STATED EXERCISE: In the material below, the lines containing the word "title" are required; copy each of them.
------------------------------
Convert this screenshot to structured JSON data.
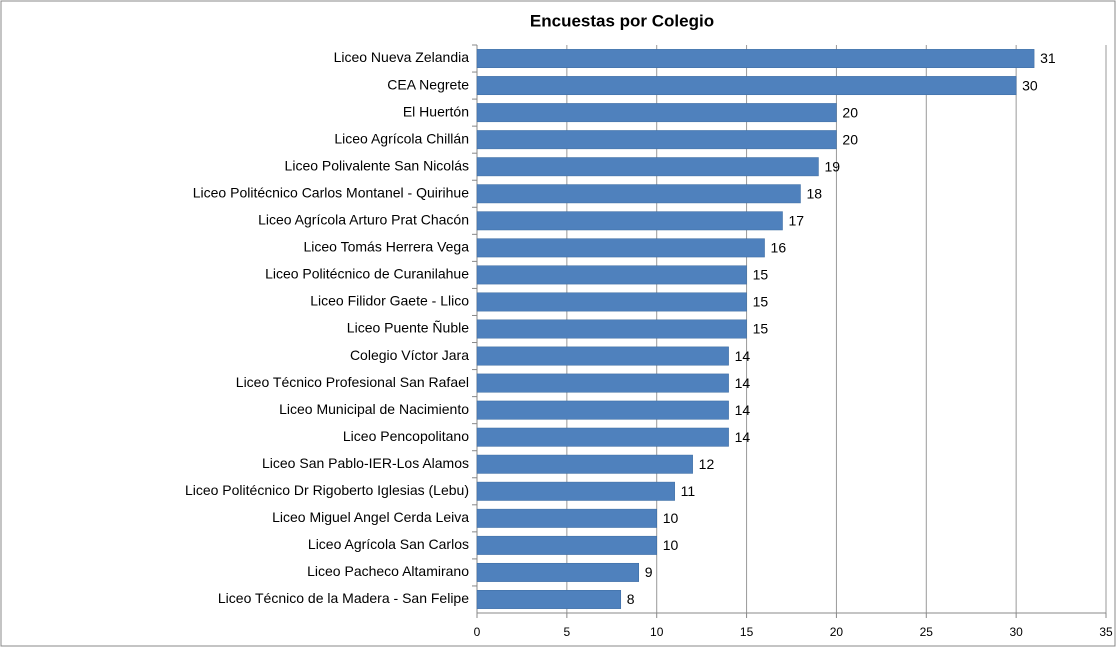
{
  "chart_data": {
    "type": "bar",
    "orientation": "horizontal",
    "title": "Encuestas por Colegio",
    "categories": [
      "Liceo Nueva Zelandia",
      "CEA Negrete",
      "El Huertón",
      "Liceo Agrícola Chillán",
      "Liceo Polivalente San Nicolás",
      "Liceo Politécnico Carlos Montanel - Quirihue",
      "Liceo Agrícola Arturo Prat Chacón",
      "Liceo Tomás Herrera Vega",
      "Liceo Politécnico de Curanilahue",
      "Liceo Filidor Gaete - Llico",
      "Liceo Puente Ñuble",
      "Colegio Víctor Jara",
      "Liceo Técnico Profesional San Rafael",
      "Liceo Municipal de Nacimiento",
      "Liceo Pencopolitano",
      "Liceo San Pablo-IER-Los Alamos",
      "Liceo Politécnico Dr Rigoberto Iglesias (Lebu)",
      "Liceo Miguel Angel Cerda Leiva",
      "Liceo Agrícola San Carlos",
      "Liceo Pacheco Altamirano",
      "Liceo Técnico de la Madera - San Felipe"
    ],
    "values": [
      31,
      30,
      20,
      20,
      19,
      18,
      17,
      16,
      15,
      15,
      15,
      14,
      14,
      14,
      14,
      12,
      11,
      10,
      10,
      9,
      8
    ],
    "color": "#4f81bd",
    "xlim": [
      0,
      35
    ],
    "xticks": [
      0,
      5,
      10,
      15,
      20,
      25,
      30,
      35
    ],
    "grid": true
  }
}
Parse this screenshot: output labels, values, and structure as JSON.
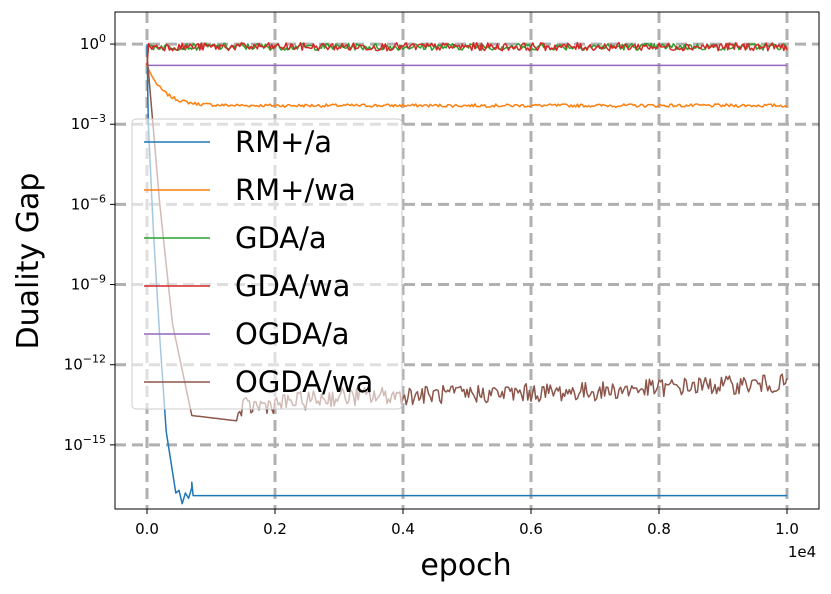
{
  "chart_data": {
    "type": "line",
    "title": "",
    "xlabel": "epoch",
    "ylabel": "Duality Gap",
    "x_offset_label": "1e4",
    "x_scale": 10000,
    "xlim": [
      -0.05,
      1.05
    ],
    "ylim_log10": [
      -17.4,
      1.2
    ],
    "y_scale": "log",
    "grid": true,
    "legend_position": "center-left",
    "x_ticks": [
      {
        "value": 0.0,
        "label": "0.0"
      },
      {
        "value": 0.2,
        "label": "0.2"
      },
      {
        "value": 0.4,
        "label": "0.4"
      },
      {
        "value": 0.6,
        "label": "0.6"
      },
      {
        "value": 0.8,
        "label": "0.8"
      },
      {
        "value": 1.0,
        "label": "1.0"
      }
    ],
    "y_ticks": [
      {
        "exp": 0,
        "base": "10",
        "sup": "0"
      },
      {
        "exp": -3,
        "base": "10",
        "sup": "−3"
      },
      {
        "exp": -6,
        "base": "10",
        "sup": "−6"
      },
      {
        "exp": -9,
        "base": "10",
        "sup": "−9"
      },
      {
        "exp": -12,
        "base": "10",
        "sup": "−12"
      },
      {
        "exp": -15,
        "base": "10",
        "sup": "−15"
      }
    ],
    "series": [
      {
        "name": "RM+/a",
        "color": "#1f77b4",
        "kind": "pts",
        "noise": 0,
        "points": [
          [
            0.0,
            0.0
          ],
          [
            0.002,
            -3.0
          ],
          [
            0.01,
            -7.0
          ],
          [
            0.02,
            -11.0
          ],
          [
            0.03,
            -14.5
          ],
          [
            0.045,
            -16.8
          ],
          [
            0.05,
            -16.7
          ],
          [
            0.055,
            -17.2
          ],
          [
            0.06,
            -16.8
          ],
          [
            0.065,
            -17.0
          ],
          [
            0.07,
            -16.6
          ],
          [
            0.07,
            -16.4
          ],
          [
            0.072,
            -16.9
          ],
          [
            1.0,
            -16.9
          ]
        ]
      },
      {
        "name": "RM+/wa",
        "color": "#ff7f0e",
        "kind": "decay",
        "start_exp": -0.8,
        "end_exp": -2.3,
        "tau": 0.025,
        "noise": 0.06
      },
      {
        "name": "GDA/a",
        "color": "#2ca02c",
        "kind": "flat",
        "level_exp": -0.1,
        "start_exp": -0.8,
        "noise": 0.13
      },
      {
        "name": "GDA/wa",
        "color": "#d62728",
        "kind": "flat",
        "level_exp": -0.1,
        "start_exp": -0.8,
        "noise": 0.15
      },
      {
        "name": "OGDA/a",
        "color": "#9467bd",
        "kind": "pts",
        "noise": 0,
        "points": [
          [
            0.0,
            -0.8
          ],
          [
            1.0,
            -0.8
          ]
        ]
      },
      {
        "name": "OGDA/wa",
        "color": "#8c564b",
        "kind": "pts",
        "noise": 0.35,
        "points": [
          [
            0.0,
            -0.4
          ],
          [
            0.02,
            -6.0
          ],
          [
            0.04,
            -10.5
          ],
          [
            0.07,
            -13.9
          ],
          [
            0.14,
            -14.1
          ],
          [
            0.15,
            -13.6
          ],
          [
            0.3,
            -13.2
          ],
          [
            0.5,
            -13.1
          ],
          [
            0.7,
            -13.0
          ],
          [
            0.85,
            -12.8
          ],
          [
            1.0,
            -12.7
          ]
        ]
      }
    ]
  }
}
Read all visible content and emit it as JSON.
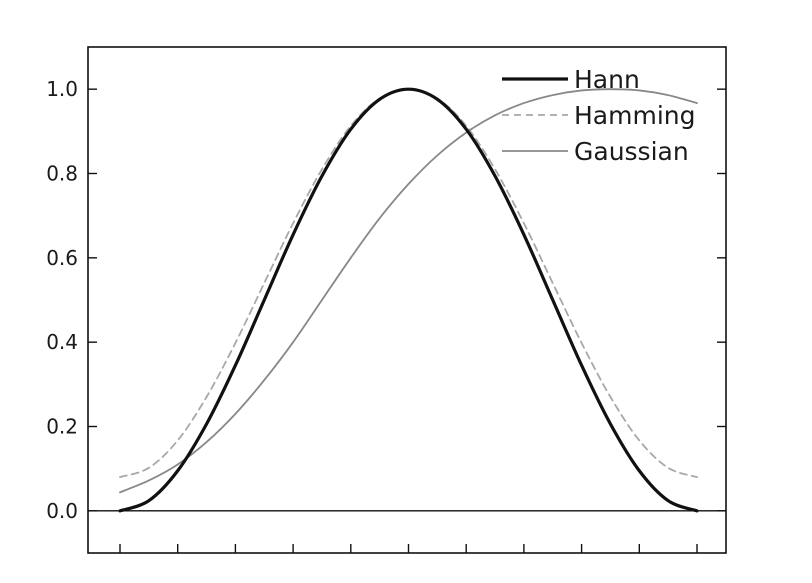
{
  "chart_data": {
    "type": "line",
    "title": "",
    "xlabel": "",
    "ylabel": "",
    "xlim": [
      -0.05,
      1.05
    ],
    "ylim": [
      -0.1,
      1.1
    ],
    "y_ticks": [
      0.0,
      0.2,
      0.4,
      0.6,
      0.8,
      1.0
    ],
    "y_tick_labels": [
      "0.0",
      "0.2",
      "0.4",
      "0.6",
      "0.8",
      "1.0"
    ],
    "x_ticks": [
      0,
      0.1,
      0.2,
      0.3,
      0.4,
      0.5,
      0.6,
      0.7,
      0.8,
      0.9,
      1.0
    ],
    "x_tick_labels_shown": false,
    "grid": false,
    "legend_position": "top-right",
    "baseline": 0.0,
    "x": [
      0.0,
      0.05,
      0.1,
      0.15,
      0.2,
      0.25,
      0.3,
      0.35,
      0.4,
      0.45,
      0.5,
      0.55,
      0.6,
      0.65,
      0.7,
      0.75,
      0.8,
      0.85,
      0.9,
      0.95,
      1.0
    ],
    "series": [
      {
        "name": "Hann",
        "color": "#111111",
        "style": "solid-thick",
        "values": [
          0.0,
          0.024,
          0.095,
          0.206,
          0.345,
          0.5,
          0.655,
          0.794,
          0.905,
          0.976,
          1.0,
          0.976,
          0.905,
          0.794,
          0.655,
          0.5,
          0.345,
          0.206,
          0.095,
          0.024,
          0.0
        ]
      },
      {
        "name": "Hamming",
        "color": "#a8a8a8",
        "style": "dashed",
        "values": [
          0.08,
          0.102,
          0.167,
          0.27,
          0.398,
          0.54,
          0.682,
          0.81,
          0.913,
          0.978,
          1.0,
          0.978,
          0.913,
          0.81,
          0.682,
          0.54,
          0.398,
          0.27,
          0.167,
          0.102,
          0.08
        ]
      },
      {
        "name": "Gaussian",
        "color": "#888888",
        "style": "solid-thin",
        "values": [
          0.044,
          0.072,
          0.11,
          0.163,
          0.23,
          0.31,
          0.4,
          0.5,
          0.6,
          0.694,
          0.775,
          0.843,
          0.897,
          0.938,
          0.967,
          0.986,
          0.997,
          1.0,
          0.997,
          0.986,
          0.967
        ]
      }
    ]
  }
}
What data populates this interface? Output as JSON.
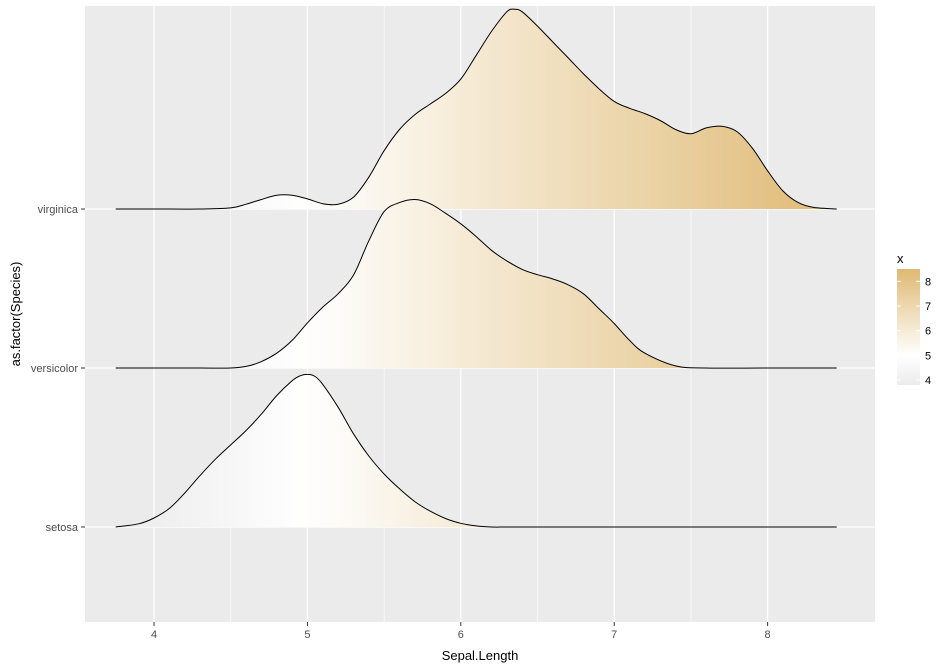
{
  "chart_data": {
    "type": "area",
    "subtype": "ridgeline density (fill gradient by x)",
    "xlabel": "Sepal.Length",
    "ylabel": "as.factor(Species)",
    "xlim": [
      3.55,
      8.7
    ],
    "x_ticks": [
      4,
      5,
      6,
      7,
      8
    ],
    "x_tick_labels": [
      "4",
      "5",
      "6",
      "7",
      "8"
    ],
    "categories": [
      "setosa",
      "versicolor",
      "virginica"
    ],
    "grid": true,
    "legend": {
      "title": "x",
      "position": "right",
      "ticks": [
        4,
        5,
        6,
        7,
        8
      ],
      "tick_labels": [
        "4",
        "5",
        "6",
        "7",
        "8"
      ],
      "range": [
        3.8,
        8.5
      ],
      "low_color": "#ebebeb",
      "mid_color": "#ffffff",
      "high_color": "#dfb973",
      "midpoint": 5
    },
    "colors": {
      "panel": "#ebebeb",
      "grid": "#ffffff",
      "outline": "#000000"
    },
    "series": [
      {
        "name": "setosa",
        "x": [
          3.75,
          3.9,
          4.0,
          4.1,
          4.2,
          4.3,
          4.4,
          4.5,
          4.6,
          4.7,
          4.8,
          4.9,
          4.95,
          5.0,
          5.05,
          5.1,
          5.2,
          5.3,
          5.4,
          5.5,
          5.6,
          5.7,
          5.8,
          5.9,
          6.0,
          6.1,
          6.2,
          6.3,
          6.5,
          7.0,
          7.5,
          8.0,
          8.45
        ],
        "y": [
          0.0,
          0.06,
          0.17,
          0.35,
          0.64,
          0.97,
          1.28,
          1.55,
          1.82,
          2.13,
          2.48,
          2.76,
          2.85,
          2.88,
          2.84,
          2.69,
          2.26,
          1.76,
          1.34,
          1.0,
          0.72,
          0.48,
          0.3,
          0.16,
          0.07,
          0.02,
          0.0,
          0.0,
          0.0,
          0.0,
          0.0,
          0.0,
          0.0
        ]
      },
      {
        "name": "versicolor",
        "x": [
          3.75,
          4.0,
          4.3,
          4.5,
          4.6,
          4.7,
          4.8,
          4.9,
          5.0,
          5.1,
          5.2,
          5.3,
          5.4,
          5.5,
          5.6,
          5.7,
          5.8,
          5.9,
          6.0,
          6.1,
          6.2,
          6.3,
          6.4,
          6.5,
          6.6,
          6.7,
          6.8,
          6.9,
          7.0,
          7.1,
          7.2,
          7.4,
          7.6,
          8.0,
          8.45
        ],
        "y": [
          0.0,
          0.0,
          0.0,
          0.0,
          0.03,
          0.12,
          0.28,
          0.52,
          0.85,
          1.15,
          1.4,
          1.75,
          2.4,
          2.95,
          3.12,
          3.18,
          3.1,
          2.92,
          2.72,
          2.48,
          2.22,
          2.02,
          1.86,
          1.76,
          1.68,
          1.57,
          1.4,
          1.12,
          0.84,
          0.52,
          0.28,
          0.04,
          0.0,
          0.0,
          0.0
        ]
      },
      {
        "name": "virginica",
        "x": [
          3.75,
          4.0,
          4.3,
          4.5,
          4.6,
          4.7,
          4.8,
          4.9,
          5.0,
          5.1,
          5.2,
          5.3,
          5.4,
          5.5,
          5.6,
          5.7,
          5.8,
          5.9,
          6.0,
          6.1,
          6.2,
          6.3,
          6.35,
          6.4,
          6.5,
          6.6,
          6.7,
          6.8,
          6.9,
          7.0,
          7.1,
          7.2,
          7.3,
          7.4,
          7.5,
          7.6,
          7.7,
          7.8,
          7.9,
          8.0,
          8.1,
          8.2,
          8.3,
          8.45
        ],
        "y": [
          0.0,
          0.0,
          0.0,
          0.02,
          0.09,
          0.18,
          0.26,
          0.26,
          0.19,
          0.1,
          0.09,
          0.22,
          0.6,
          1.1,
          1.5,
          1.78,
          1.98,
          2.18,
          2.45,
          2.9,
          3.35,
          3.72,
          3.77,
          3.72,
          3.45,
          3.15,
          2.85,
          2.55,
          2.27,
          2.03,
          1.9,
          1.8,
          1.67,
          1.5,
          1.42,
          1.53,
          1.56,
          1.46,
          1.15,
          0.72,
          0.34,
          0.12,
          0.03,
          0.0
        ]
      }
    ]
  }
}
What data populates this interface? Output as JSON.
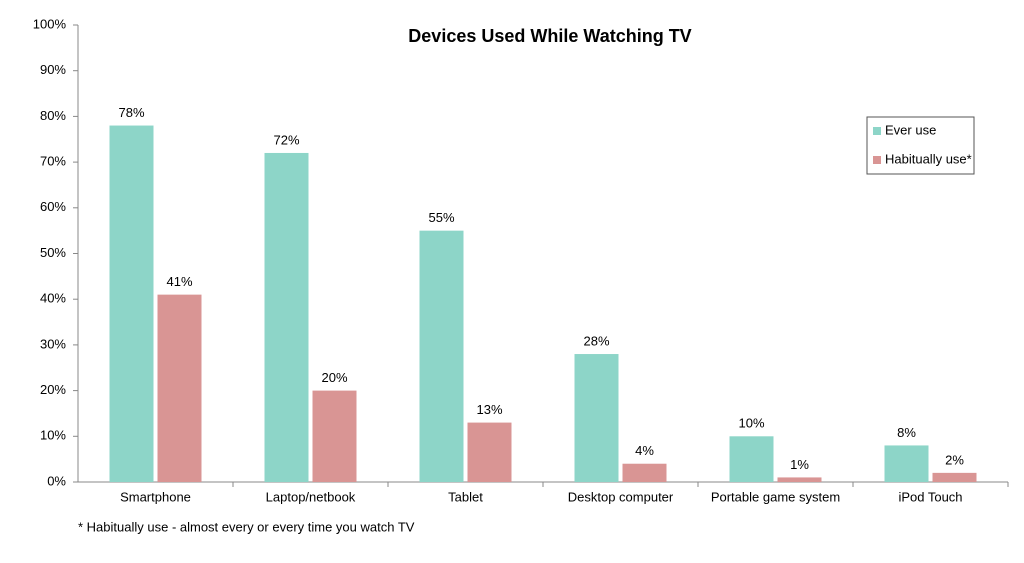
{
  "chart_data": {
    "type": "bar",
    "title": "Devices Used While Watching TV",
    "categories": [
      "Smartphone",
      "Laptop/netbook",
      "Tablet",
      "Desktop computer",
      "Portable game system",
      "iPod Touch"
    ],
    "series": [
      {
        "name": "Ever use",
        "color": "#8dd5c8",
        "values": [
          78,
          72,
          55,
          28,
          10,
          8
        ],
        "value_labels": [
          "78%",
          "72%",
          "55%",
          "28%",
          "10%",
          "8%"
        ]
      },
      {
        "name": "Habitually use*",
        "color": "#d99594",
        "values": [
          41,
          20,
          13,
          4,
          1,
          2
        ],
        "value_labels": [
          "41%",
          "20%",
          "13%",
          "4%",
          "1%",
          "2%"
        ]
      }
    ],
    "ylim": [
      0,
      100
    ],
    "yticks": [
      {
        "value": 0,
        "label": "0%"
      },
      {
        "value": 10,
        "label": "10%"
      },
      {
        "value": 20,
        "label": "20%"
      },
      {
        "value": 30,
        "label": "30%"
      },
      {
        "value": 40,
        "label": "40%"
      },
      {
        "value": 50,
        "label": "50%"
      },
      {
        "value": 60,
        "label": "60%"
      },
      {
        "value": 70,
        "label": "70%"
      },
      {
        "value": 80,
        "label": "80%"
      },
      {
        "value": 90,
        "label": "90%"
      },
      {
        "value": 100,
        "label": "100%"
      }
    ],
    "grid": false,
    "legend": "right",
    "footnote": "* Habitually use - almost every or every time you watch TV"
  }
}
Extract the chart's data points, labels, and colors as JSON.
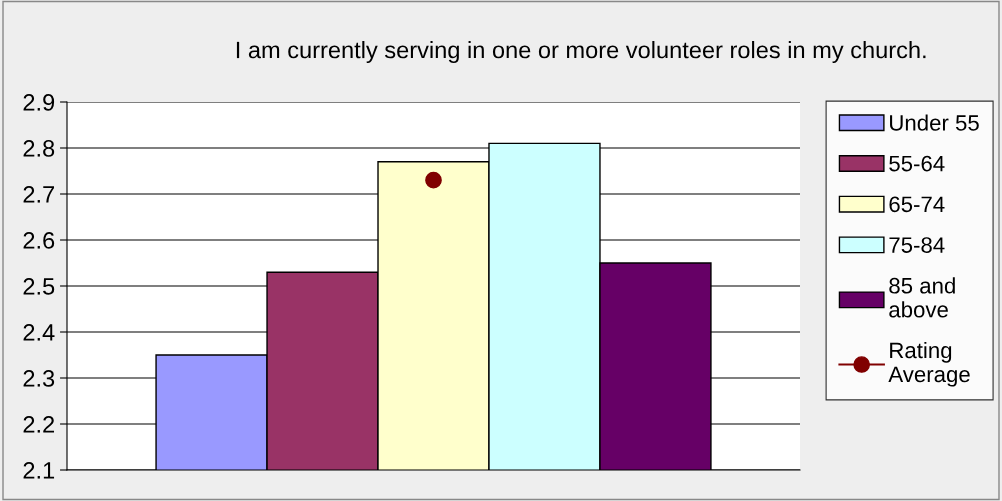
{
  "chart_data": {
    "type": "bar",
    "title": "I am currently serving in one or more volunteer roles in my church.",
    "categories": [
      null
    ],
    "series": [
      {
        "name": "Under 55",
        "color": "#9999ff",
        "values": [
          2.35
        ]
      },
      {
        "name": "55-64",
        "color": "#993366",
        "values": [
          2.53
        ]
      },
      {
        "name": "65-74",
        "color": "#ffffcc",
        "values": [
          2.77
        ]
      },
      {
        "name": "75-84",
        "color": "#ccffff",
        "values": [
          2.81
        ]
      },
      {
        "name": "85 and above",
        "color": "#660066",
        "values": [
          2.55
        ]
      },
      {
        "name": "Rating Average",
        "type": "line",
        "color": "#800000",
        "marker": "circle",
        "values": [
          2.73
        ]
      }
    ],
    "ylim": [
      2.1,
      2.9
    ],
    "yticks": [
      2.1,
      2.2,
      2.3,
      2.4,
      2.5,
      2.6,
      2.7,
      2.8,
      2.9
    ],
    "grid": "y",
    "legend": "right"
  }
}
------------------------------
EXPECTED ANSWER:
    "title": "Encuestas por Colegio",
    "title": "",
    "title": "",
      "title": "x",
    "title": "Devices Used While Watching TV",
    "title": "I am currently serving in one or more volunteer roles in my church.",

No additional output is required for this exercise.